> _Goal_: Transcribe all the records exactly and omit any images they hold.

> _Stored data_:
** start **
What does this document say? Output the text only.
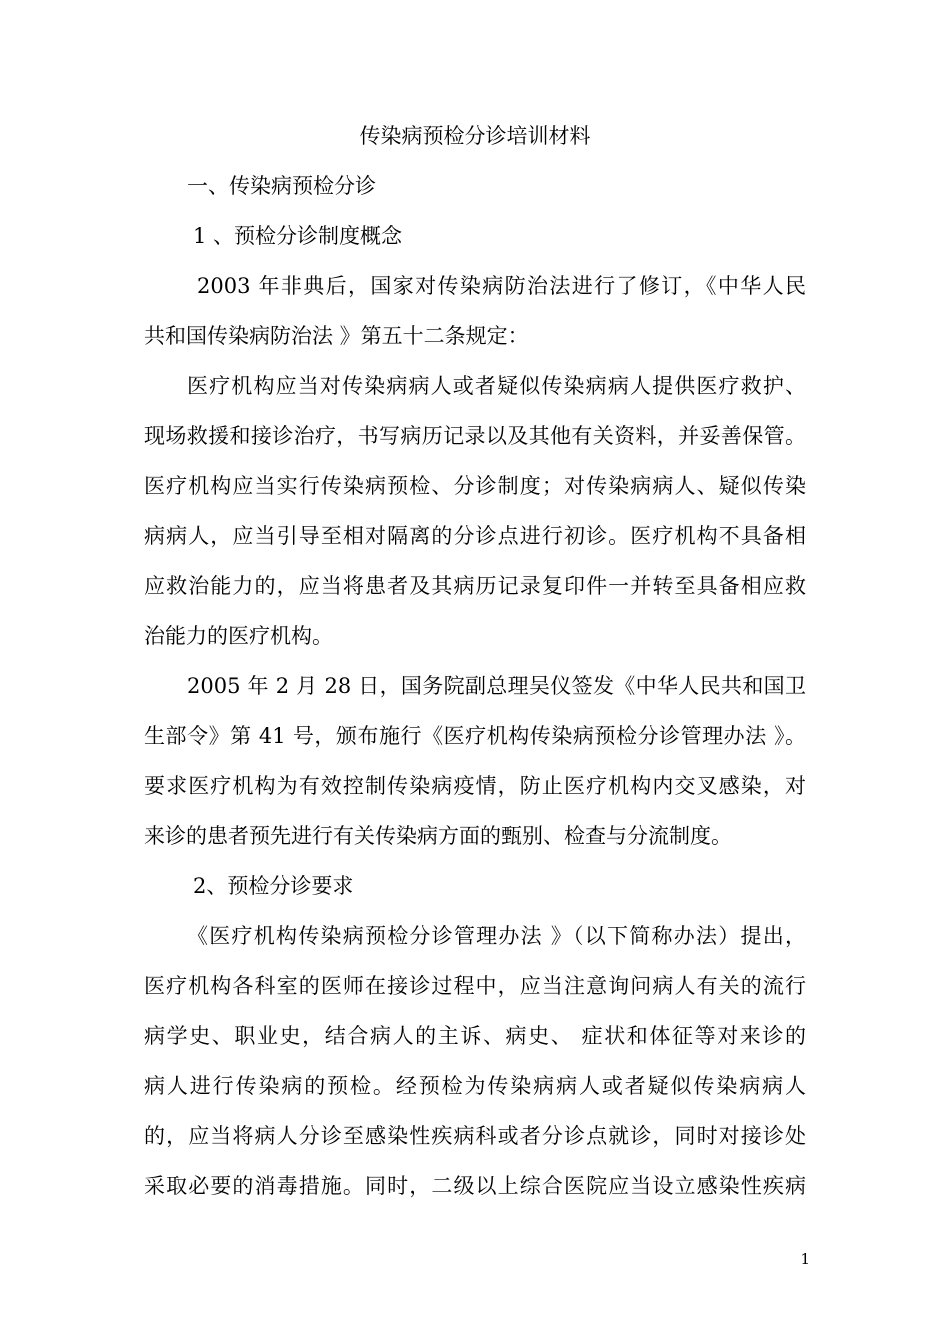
传染病预检分诊培训材料
一、传染病预检分诊
1 、预检分诊制度概念
2003 年非典后，国家对传染病防治法进行了修订，《中华人民
共和国传染病防治法 》第五十二条规定：
医疗机构应当对传染病病人或者疑似传染病病人提供医疗救护、
现场救援和接诊治疗，书写病历记录以及其他有关资料，并妥善保管。
医疗机构应当实行传染病预检、分诊制度；对传染病病人、疑似传染
病病人，应当引导至相对隔离的分诊点进行初诊。医疗机构不具备相
应救治能力的，应当将患者及其病历记录复印件一并转至具备相应救
治能力的医疗机构。
2005 年 2 月 28 日，国务院副总理吴仪签发《中华人民共和国卫
生部令》第 41 号，颁布施行《医疗机构传染病预检分诊管理办法 》。
要求医疗机构为有效控制传染病疫情，防止医疗机构内交叉感染，对
来诊的患者预先进行有关传染病方面的甄别、检查与分流制度。
2、预检分诊要求
《医疗机构传染病预检分诊管理办法 》（以下简称办法）提出，
医疗机构各科室的医师在接诊过程中，应当注意询问病人有关的流行
病学史、职业史，结合病人的主诉、病史、 症状和体征等对来诊的
病人进行传染病的预检。经预检为传染病病人或者疑似传染病病人
的，应当将病人分诊至感染性疾病科或者分诊点就诊，同时对接诊处
采取必要的消毒措施。同时，二级以上综合医院应当设立感染性疾病
1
** end **
> _Answer_:
What does this document say? Output the text only.
传染病预检分诊培训材料
一、传染病预检分诊
1 、预检分诊制度概念
2003 年非典后，国家对传染病防治法进行了修订，《中华人民
共和国传染病防治法 》第五十二条规定：
医疗机构应当对传染病病人或者疑似传染病病人提供医疗救护、
现场救援和接诊治疗，书写病历记录以及其他有关资料，并妥善保管。
医疗机构应当实行传染病预检、分诊制度；对传染病病人、疑似传染
病病人，应当引导至相对隔离的分诊点进行初诊。医疗机构不具备相
应救治能力的，应当将患者及其病历记录复印件一并转至具备相应救
治能力的医疗机构。
2005 年 2 月 28 日，国务院副总理吴仪签发《中华人民共和国卫
生部令》第 41 号，颁布施行《医疗机构传染病预检分诊管理办法 》。
要求医疗机构为有效控制传染病疫情，防止医疗机构内交叉感染，对
来诊的患者预先进行有关传染病方面的甄别、检查与分流制度。
2、预检分诊要求
《医疗机构传染病预检分诊管理办法 》（以下简称办法）提出，
医疗机构各科室的医师在接诊过程中，应当注意询问病人有关的流行
病学史、职业史，结合病人的主诉、病史、 症状和体征等对来诊的
病人进行传染病的预检。经预检为传染病病人或者疑似传染病病人
的，应当将病人分诊至感染性疾病科或者分诊点就诊，同时对接诊处
采取必要的消毒措施。同时，二级以上综合医院应当设立感染性疾病
1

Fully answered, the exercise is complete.